** EXERCISE DATA **
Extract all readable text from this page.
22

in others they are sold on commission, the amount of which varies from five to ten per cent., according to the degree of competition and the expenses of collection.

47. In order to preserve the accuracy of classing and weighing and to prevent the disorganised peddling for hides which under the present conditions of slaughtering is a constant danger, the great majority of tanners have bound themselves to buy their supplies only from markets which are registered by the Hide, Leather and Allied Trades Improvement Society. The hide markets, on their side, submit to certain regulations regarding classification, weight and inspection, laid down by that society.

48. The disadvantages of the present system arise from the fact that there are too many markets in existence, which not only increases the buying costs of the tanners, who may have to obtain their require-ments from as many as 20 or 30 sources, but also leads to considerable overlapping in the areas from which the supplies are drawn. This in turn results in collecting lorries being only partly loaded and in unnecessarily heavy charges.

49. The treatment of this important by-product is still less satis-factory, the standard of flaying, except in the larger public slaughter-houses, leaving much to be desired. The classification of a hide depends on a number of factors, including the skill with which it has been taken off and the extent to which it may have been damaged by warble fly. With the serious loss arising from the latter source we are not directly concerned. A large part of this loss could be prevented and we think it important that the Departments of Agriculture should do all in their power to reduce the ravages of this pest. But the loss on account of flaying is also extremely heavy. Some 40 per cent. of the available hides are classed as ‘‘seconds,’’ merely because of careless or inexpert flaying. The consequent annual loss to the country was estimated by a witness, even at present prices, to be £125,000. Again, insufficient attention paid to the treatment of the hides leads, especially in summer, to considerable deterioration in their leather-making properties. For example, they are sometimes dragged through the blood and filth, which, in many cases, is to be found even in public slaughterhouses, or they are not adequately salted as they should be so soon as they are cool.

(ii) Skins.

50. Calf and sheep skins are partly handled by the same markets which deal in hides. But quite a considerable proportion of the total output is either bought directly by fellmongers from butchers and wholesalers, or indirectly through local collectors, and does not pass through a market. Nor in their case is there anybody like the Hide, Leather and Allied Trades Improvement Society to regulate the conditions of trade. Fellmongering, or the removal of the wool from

** TASK REQUIREMENTS **
Reproduce the listing shown above in its entirety, exactly.

** TASK RESULT **
Extract all readable text from this page.
22

in others they are sold on commission, the amount of which varies from five to ten per cent., according to the degree of competition and the expenses of collection.

47. In order to preserve the accuracy of classing and weighing and to prevent the disorganised peddling for hides which under the present conditions of slaughtering is a constant danger, the great majority of tanners have bound themselves to buy their supplies only from markets which are registered by the Hide, Leather and Allied Trades Improvement Society. The hide markets, on their side, submit to certain regulations regarding classification, weight and inspection, laid down by that society.

48. The disadvantages of the present system arise from the fact that there are too many markets in existence, which not only increases the buying costs of the tanners, who may have to obtain their require-ments from as many as 20 or 30 sources, but also leads to considerable overlapping in the areas from which the supplies are drawn. This in turn results in collecting lorries being only partly loaded and in unnecessarily heavy charges.

49. The treatment of this important by-product is still less satis-factory, the standard of flaying, except in the larger public slaughter-houses, leaving much to be desired. The classification of a hide depends on a number of factors, including the skill with which it has been taken off and the extent to which it may have been damaged by warble fly. With the serious loss arising from the latter source we are not directly concerned. A large part of this loss could be prevented and we think it important that the Departments of Agriculture should do all in their power to reduce the ravages of this pest. But the loss on account of flaying is also extremely heavy. Some 40 per cent. of the available hides are classed as ‘‘seconds,’’ merely because of careless or inexpert flaying. The consequent annual loss to the country was estimated by a witness, even at present prices, to be £125,000. Again, insufficient attention paid to the treatment of the hides leads, especially in summer, to considerable deterioration in their leather-making properties. For example, they are sometimes dragged through the blood and filth, which, in many cases, is to be found even in public slaughterhouses, or they are not adequately salted as they should be so soon as they are cool.

(ii) Skins.

50. Calf and sheep skins are partly handled by the same markets which deal in hides. But quite a considerable proportion of the total output is either bought directly by fellmongers from butchers and wholesalers, or indirectly through local collectors, and does not pass through a market. Nor in their case is there anybody like the Hide, Leather and Allied Trades Improvement Society to regulate the conditions of trade. Fellmongering, or the removal of the wool from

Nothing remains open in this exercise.